» **WHAT THE TASK ASKS**
Show every line containing "practise" by copying it.

» **DATA LISTING**
┌──
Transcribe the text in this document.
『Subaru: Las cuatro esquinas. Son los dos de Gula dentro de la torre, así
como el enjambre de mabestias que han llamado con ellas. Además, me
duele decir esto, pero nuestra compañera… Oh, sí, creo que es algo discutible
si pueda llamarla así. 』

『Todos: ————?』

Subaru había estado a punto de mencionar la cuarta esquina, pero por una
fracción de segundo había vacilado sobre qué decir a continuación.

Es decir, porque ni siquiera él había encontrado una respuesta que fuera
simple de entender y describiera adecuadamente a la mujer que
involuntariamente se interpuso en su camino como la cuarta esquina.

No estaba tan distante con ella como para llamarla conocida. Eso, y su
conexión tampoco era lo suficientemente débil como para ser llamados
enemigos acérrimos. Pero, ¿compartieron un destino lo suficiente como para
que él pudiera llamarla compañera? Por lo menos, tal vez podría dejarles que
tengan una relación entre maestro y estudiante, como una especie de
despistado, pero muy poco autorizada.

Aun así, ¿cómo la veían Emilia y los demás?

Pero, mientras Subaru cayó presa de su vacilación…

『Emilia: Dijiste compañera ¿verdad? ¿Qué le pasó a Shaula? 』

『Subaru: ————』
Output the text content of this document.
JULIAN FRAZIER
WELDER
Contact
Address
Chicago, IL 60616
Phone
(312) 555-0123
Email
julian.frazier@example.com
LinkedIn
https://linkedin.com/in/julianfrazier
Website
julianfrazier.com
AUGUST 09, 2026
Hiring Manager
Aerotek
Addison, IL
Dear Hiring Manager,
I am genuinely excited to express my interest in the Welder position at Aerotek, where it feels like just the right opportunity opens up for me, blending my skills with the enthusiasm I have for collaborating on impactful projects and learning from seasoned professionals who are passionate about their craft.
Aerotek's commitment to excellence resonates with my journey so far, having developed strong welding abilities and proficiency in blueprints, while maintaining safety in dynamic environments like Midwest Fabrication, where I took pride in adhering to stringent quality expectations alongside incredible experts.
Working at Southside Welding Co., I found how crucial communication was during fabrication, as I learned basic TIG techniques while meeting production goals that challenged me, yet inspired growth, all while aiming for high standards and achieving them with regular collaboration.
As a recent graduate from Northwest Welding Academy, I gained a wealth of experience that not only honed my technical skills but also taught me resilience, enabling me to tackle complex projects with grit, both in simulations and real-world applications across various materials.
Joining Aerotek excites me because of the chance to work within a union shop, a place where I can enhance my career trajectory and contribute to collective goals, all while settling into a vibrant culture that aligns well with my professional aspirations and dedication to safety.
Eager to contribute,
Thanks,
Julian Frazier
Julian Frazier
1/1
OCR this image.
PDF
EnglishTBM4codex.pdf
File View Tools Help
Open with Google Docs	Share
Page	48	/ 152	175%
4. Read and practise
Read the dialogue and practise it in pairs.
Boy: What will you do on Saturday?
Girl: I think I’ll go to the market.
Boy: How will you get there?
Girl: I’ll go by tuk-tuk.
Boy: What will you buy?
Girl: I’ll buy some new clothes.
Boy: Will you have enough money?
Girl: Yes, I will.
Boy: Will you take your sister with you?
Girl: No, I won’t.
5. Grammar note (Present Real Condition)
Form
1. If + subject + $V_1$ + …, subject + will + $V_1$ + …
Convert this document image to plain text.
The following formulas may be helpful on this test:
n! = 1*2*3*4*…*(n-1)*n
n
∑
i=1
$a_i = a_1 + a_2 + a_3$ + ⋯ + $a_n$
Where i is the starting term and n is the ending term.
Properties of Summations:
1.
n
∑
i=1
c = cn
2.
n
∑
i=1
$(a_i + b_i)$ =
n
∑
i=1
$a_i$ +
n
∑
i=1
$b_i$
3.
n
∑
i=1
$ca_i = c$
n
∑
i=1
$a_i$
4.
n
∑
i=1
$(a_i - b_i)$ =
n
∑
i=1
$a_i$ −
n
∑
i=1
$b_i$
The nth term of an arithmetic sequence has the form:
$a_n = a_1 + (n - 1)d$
└──
» **SOLUTION TO THIS TASK**
4. Read and practise
Read the dialogue and practise it in pairs.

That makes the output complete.